> **MATERIAL**:

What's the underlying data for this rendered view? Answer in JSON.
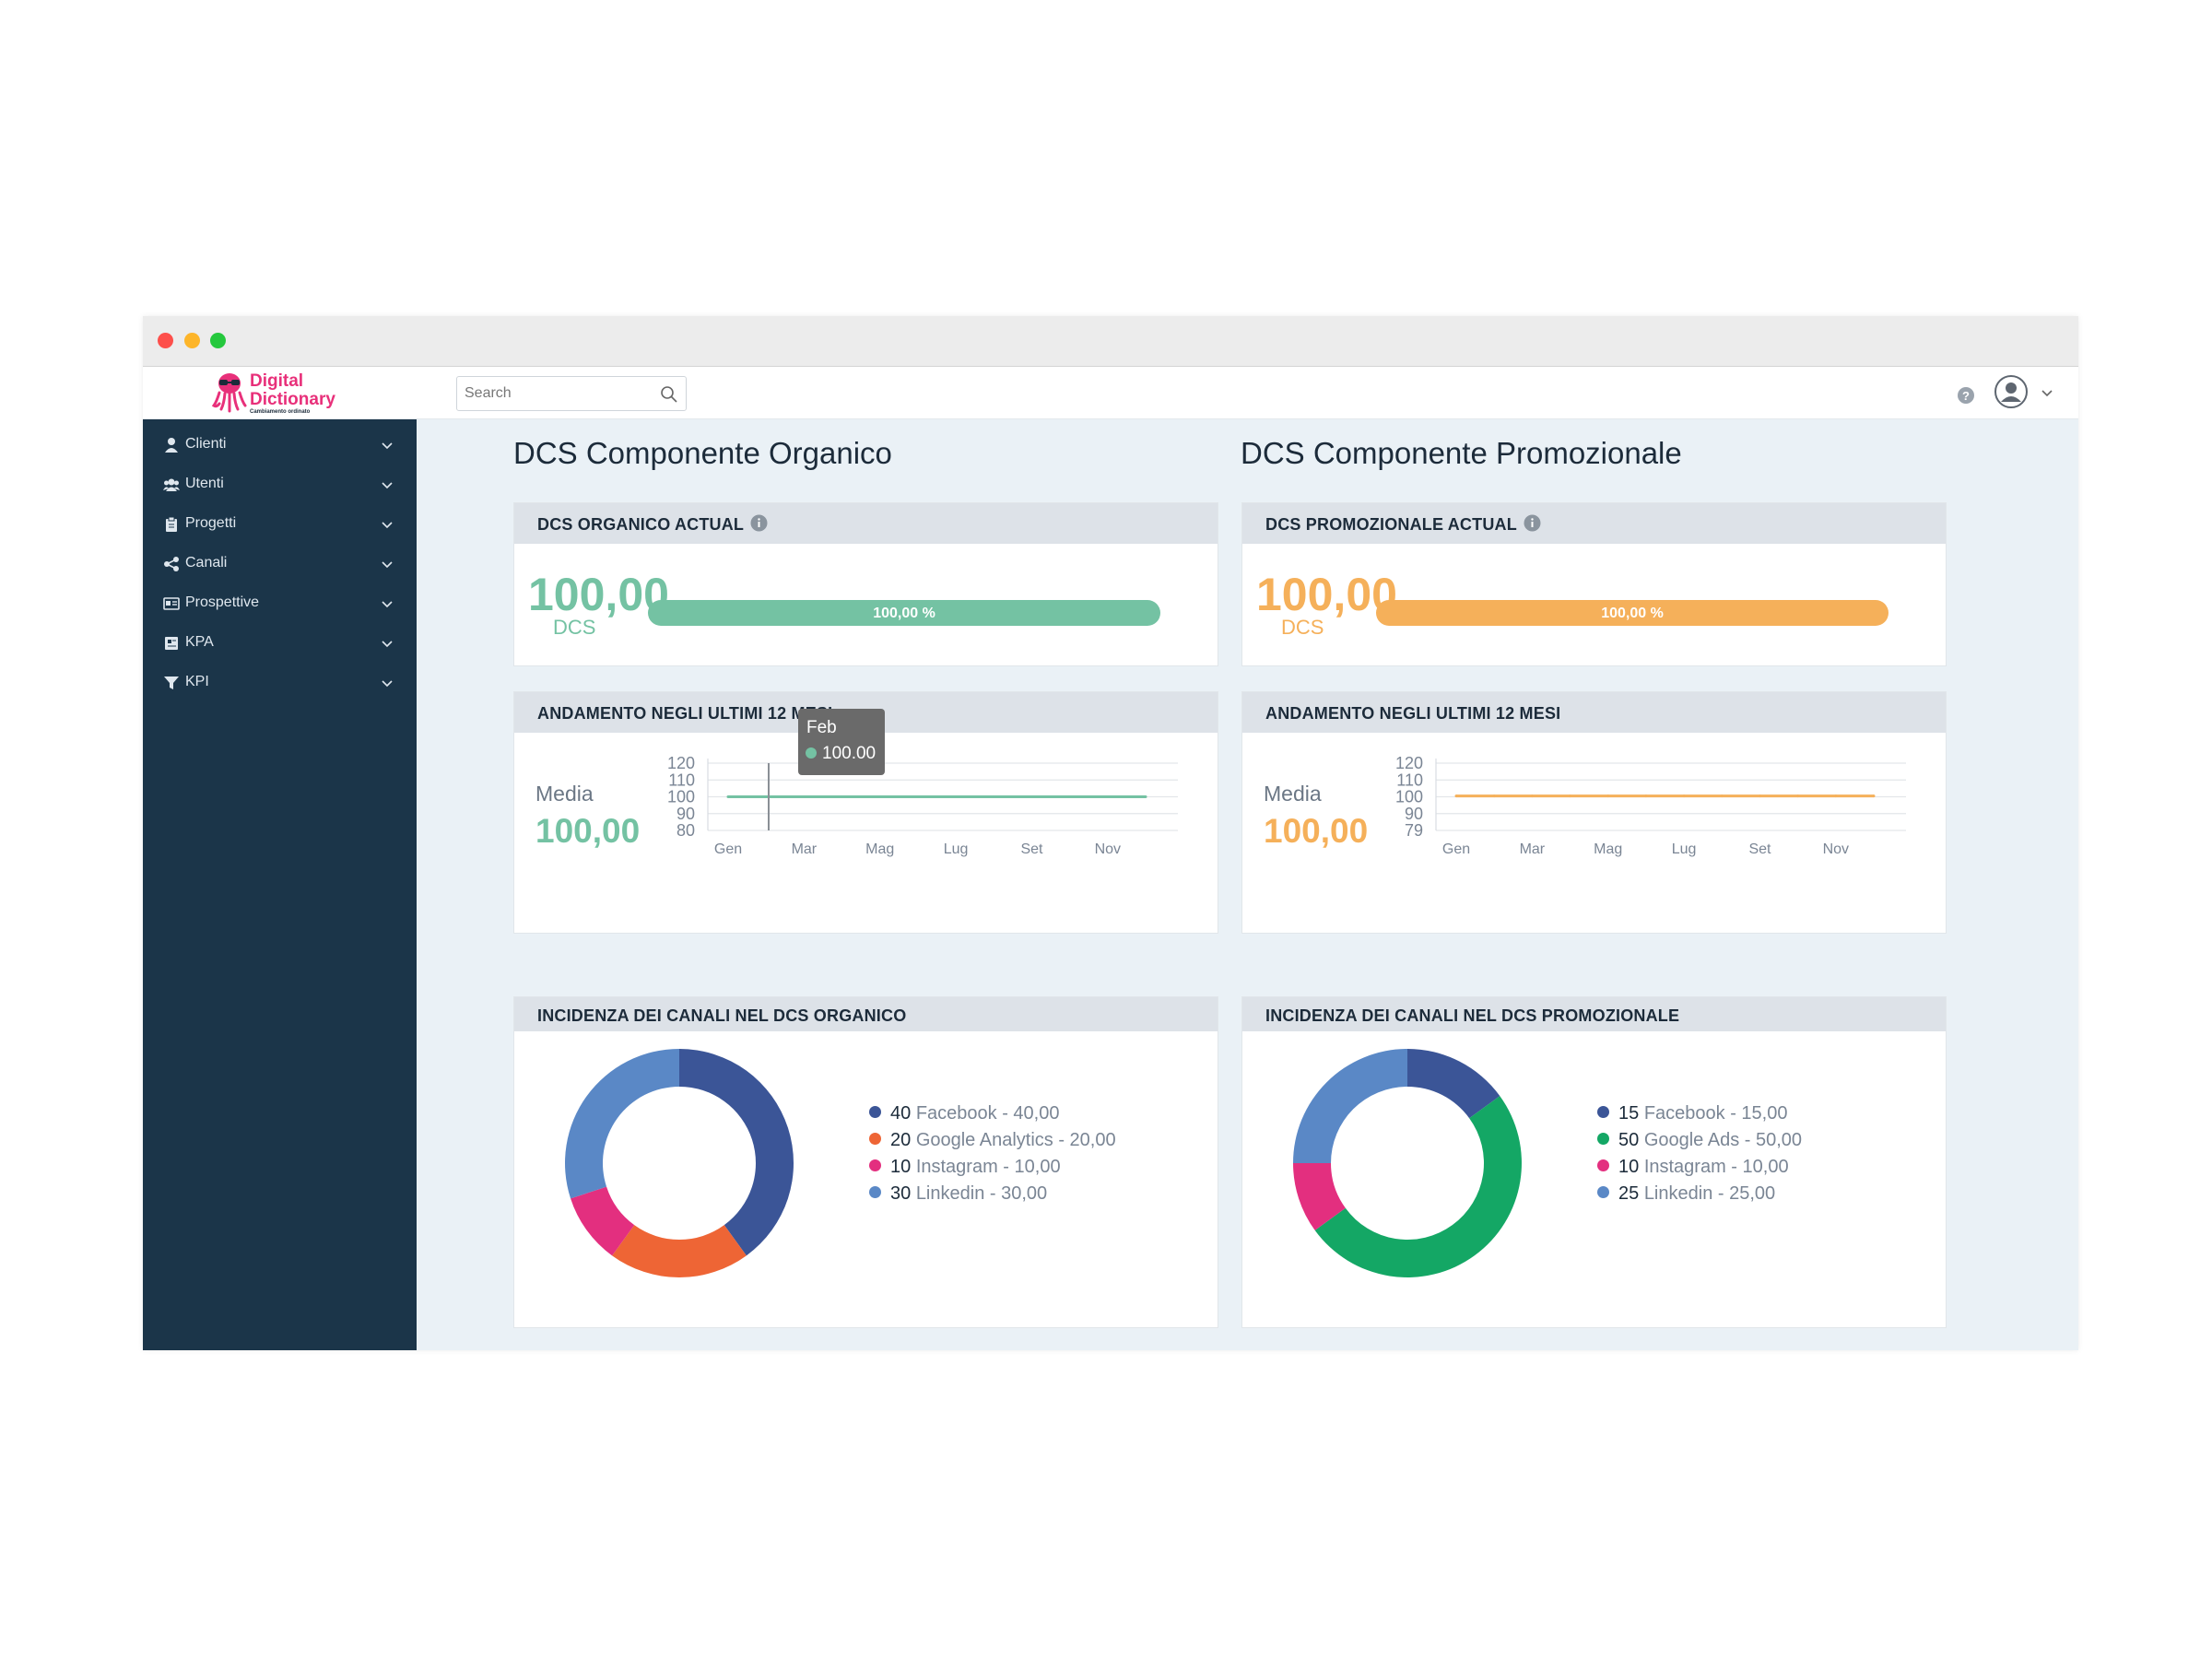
{
  "app": {
    "logo": {
      "line1": "Digital",
      "line2": "Dictionary",
      "tagline": "Cambiamento ordinato"
    },
    "search": {
      "placeholder": "Search"
    }
  },
  "sidebar": {
    "items": [
      {
        "label": "Clienti",
        "icon": "user-icon"
      },
      {
        "label": "Utenti",
        "icon": "users-icon"
      },
      {
        "label": "Progetti",
        "icon": "clipboard-icon"
      },
      {
        "label": "Canali",
        "icon": "share-icon"
      },
      {
        "label": "Prospettive",
        "icon": "card-icon"
      },
      {
        "label": "KPA",
        "icon": "kpa-icon"
      },
      {
        "label": "KPI",
        "icon": "funnel-icon"
      }
    ]
  },
  "organico": {
    "title": "DCS Componente Organico",
    "actual": {
      "header": "DCS ORGANICO ACTUAL",
      "value": "100,00",
      "unit": "DCS",
      "bar_label": "100,00 %",
      "percent": 100
    },
    "trend": {
      "header": "ANDAMENTO NEGLI ULTIMI 12 MESI",
      "media_label": "Media",
      "media_value": "100,00",
      "tooltip": {
        "month": "Feb",
        "value": "100.00"
      }
    },
    "channels": {
      "header": "INCIDENZA DEI CANALI NEL DCS ORGANICO",
      "legend": [
        {
          "num": "40",
          "label": "Facebook - 40,00"
        },
        {
          "num": "20",
          "label": "Google Analytics - 20,00"
        },
        {
          "num": "10",
          "label": "Instagram - 10,00"
        },
        {
          "num": "30",
          "label": "Linkedin - 30,00"
        }
      ]
    }
  },
  "promozionale": {
    "title": "DCS Componente Promozionale",
    "actual": {
      "header": "DCS PROMOZIONALE ACTUAL",
      "value": "100,00",
      "unit": "DCS",
      "bar_label": "100,00 %",
      "percent": 100
    },
    "trend": {
      "header": "ANDAMENTO NEGLI ULTIMI 12 MESI",
      "media_label": "Media",
      "media_value": "100,00"
    },
    "channels": {
      "header": "INCIDENZA DEI CANALI NEL DCS PROMOZIONALE",
      "legend": [
        {
          "num": "15",
          "label": "Facebook - 15,00"
        },
        {
          "num": "50",
          "label": "Google Ads - 50,00"
        },
        {
          "num": "10",
          "label": "Instagram - 10,00"
        },
        {
          "num": "25",
          "label": "Linkedin - 25,00"
        }
      ]
    }
  },
  "colors": {
    "green": "#74c2a3",
    "orange": "#f5b05a",
    "facebook": "#3b5597",
    "google_analytics": "#ee6535",
    "google_ads": "#14a765",
    "instagram": "#e32f7f",
    "linkedin": "#5a88c6"
  },
  "chart_data": [
    {
      "type": "line",
      "ylim": [
        80,
        120
      ],
      "yticks": [
        "120",
        "110",
        "100",
        "90",
        "80"
      ],
      "xticks": [
        "Gen",
        "Mar",
        "Mag",
        "Lug",
        "Set",
        "Nov"
      ],
      "series": [
        {
          "values": [
            100,
            100,
            100,
            100,
            100,
            100,
            100,
            100,
            100,
            100,
            100,
            100
          ]
        }
      ],
      "grid": true
    },
    {
      "type": "line",
      "ylim": [
        79,
        120
      ],
      "yticks": [
        "120",
        "110",
        "100",
        "90",
        "79"
      ],
      "xticks": [
        "Gen",
        "Mar",
        "Mag",
        "Lug",
        "Set",
        "Nov"
      ],
      "series": [
        {
          "values": [
            100,
            100,
            100,
            100,
            100,
            100,
            100,
            100,
            100,
            100,
            100,
            100
          ]
        }
      ],
      "grid": true
    },
    {
      "type": "pie",
      "categories": [
        "Facebook",
        "Google Analytics",
        "Instagram",
        "Linkedin"
      ],
      "values": [
        40,
        20,
        10,
        30
      ]
    },
    {
      "type": "pie",
      "categories": [
        "Facebook",
        "Google Ads",
        "Instagram",
        "Linkedin"
      ],
      "values": [
        15,
        50,
        10,
        25
      ]
    }
  ]
}
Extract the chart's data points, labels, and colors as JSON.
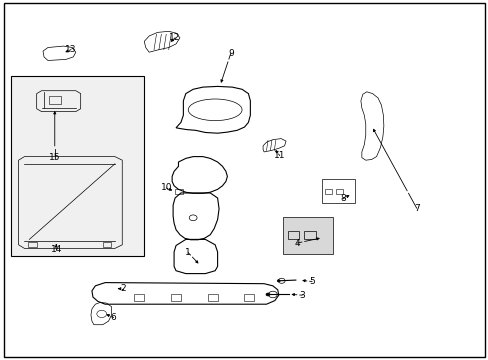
{
  "background_color": "#ffffff",
  "line_color": "#000000",
  "fig_width": 4.89,
  "fig_height": 3.6,
  "dpi": 100
}
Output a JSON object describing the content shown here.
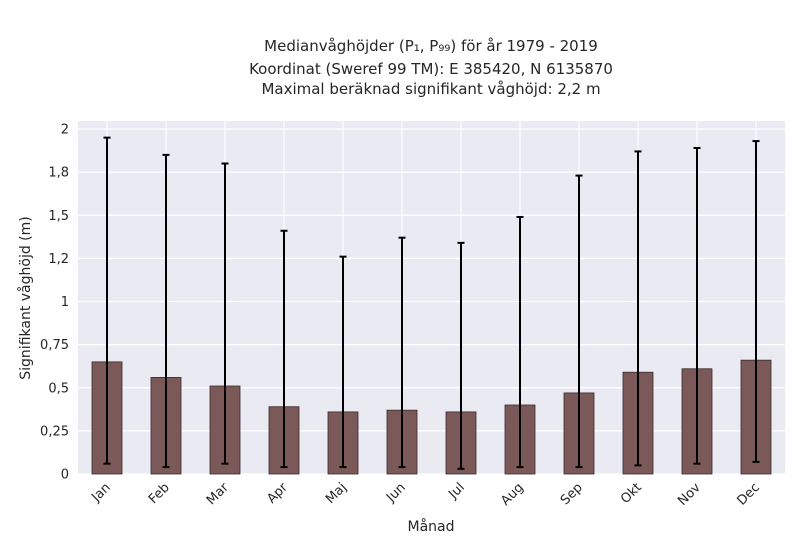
{
  "chart_data": {
    "type": "bar",
    "title_lines": [
      "Medianvåghöjder (P₁, P₉₉) för år 1979 - 2019",
      "Koordinat (Sweref 99 TM): E 385420, N 6135870",
      "Maximal beräknad signifikant våghöjd: 2,2 m"
    ],
    "xlabel": "Månad",
    "ylabel": "Signifikant våghöjd (m)",
    "ylim": [
      0,
      2.0
    ],
    "yticks": [
      0,
      0.25,
      0.5,
      0.75,
      1.0,
      1.25,
      1.5,
      1.75,
      2.0
    ],
    "ytick_labels": [
      "0",
      "0,25",
      "0,5",
      "0,75",
      "1",
      "1,2",
      "1,5",
      "1,8",
      "2"
    ],
    "categories": [
      "Jan",
      "Feb",
      "Mar",
      "Apr",
      "Maj",
      "Jun",
      "Jul",
      "Aug",
      "Sep",
      "Okt",
      "Nov",
      "Dec"
    ],
    "values": [
      0.65,
      0.56,
      0.51,
      0.39,
      0.36,
      0.37,
      0.36,
      0.4,
      0.47,
      0.59,
      0.61,
      0.66
    ],
    "p1": [
      0.06,
      0.04,
      0.06,
      0.04,
      0.04,
      0.04,
      0.03,
      0.04,
      0.04,
      0.05,
      0.06,
      0.07
    ],
    "p99": [
      1.95,
      1.85,
      1.8,
      1.41,
      1.26,
      1.37,
      1.34,
      1.49,
      1.73,
      1.87,
      1.89,
      1.93
    ],
    "bar_color": "#7b5959",
    "plot_bg": "#eaeaf2",
    "grid": true
  }
}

> **JOB**: Your copy should consist only of the lines from the line holding "Extract the chart's" through the final line of the listing above, both included, with all pictures omitted.

> **TASK ANSWER**:
Extract the chart's data points, labels, and colors as JSON.
{
  "background_color": "#ffffff",
  "line_color": "#000000",
  "fig_width": 4.89,
  "fig_height": 3.6,
  "dpi": 100
}
Output a JSON object describing the content shown here.
{
  "chart_data": {
    "type": "bar",
    "title_lines": [
      "Medianvåghöjder (P₁, P₉₉) för år 1979 - 2019",
      "Koordinat (Sweref 99 TM): E 385420, N 6135870",
      "Maximal beräknad signifikant våghöjd: 2,2 m"
    ],
    "xlabel": "Månad",
    "ylabel": "Signifikant våghöjd (m)",
    "ylim": [
      0,
      2.0
    ],
    "yticks": [
      0,
      0.25,
      0.5,
      0.75,
      1.0,
      1.25,
      1.5,
      1.75,
      2.0
    ],
    "ytick_labels": [
      "0",
      "0,25",
      "0,5",
      "0,75",
      "1",
      "1,2",
      "1,5",
      "1,8",
      "2"
    ],
    "categories": [
      "Jan",
      "Feb",
      "Mar",
      "Apr",
      "Maj",
      "Jun",
      "Jul",
      "Aug",
      "Sep",
      "Okt",
      "Nov",
      "Dec"
    ],
    "values": [
      0.65,
      0.56,
      0.51,
      0.39,
      0.36,
      0.37,
      0.36,
      0.4,
      0.47,
      0.59,
      0.61,
      0.66
    ],
    "p1": [
      0.06,
      0.04,
      0.06,
      0.04,
      0.04,
      0.04,
      0.03,
      0.04,
      0.04,
      0.05,
      0.06,
      0.07
    ],
    "p99": [
      1.95,
      1.85,
      1.8,
      1.41,
      1.26,
      1.37,
      1.34,
      1.49,
      1.73,
      1.87,
      1.89,
      1.93
    ],
    "bar_color": "#7b5959",
    "plot_bg": "#eaeaf2",
    "grid": true
  }
}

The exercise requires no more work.